Collected data entries:
━━━━━━━━━━━━━━━━━━━━━━━━━━━━━━
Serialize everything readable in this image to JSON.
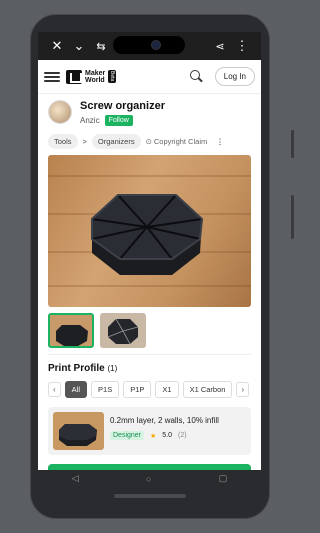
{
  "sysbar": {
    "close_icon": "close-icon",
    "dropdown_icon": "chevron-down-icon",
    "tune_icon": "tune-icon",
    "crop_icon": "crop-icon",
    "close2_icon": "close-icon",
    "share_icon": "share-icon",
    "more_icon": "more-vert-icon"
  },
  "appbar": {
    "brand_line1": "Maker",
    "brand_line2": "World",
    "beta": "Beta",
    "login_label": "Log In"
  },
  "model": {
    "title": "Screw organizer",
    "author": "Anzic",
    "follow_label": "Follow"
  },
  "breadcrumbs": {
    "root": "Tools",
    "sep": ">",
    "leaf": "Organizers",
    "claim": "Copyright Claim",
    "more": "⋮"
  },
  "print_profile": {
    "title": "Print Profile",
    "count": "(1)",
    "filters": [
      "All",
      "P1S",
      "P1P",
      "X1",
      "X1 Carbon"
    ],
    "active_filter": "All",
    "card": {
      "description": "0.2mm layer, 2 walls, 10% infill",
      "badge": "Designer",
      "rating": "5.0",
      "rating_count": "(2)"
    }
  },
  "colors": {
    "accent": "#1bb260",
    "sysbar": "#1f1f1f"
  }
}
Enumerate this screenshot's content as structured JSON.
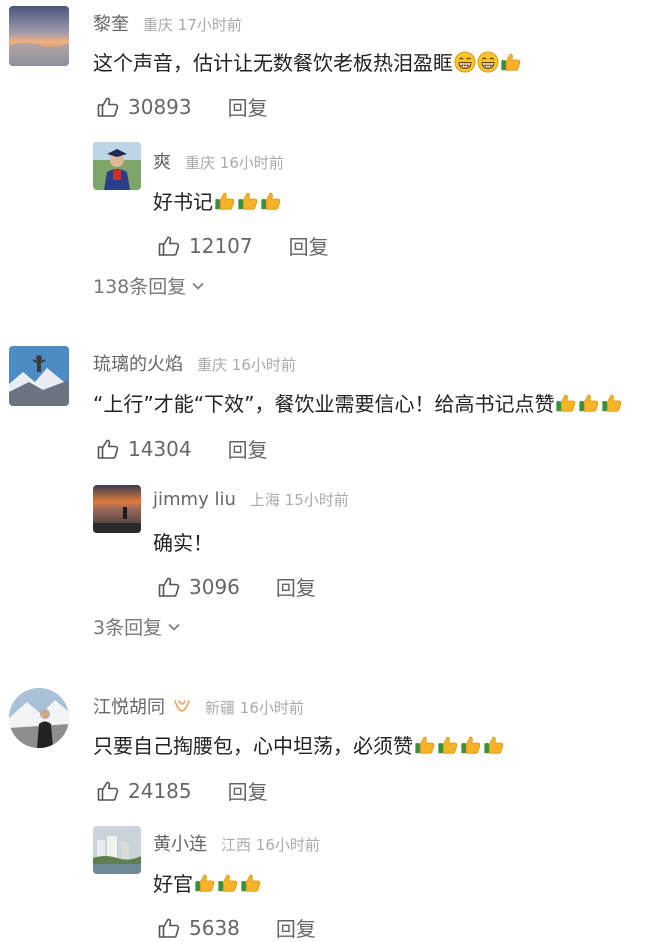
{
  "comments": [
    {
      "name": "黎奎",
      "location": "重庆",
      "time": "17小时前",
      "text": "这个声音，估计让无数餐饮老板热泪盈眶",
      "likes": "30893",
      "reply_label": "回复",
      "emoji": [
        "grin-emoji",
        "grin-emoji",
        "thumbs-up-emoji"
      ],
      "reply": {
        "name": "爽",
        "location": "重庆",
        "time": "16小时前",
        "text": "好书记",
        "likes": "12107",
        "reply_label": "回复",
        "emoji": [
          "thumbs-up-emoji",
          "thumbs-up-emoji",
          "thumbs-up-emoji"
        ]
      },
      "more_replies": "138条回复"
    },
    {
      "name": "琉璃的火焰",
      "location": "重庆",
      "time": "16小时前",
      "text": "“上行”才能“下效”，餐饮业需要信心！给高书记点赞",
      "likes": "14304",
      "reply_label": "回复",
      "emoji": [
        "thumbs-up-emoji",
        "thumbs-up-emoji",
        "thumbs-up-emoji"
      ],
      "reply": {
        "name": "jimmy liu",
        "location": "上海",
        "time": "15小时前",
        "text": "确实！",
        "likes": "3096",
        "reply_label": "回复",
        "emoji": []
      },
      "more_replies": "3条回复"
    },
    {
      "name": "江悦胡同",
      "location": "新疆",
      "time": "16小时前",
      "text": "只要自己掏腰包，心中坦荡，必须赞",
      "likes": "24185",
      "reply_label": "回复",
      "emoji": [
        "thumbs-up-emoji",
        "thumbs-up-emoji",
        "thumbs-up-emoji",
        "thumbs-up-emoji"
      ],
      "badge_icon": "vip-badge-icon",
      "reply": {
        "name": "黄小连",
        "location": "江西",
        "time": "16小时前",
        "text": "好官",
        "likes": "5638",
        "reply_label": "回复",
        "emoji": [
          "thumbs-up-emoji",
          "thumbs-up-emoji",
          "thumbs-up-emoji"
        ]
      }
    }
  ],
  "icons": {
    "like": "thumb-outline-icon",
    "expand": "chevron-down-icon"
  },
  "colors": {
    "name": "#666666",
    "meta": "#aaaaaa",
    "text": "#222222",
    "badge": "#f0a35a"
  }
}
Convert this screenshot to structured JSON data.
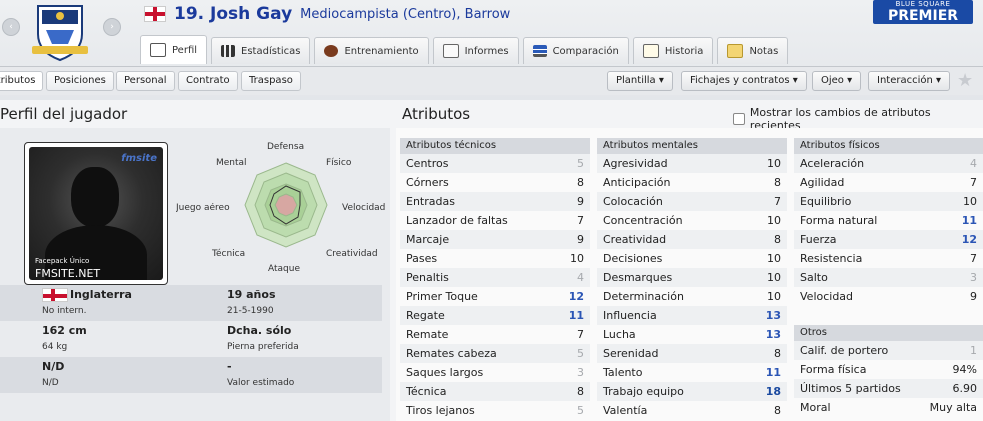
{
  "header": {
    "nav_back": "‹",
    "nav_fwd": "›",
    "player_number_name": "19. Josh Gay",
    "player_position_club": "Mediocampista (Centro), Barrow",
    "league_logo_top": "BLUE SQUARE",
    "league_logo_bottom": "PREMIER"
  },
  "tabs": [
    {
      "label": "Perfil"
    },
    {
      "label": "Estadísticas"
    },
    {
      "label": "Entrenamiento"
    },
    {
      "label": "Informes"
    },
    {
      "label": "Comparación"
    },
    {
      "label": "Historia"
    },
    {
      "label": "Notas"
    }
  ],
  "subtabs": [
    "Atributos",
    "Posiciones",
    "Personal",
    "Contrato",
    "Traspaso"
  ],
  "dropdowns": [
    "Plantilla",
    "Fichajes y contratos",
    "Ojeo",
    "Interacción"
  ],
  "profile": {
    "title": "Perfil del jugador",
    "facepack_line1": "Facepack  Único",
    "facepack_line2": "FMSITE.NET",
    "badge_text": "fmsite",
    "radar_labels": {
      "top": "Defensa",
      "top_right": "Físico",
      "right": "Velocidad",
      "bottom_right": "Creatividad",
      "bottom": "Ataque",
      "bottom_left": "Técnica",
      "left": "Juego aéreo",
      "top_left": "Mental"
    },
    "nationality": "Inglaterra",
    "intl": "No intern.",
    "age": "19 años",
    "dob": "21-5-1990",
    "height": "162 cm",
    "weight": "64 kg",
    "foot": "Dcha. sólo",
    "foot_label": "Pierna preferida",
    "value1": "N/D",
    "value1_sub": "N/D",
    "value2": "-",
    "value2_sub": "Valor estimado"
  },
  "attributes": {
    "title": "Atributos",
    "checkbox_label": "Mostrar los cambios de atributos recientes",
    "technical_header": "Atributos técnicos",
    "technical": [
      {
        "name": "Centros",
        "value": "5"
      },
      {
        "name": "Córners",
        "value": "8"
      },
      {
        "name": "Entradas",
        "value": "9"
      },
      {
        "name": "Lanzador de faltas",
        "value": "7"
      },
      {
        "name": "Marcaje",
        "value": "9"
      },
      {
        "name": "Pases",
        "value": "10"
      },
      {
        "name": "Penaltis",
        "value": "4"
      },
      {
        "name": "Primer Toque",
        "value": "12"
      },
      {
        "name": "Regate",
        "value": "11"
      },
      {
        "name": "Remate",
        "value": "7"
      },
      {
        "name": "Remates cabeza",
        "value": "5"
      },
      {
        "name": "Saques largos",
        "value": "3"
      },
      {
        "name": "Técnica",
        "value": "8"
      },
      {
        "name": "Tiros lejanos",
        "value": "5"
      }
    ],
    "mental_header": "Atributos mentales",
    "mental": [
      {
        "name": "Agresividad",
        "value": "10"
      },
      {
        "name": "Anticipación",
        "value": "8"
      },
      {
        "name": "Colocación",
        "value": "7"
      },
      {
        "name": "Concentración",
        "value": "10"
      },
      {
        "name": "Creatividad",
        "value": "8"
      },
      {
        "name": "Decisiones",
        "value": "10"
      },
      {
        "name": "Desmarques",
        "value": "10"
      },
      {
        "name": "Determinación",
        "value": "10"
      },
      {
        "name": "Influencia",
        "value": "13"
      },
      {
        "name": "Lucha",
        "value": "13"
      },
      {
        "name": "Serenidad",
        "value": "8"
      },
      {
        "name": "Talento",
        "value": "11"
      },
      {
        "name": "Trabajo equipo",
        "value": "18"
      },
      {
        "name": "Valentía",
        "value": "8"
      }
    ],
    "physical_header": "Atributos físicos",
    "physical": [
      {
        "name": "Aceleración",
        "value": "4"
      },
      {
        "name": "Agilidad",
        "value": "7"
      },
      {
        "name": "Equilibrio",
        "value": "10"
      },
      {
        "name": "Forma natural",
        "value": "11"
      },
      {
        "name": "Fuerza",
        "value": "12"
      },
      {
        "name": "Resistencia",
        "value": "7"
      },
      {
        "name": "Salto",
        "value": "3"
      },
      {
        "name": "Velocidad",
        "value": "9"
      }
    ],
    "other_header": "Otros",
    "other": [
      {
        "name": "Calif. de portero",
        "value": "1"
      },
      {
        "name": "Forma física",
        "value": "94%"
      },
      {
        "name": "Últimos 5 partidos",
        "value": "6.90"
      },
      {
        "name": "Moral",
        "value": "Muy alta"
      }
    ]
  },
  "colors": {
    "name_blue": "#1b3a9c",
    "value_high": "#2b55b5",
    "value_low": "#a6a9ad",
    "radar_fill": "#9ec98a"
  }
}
━━━━━━━━━━━━━━━━━━━━━━━━━━━━━━
What the exercise asks
Among the entries above, identify all lines with "chevron" and copy them.

Finished answer
    "dropdown_icon": "chevron-down-icon",
    "expand": "chevron-down-icon"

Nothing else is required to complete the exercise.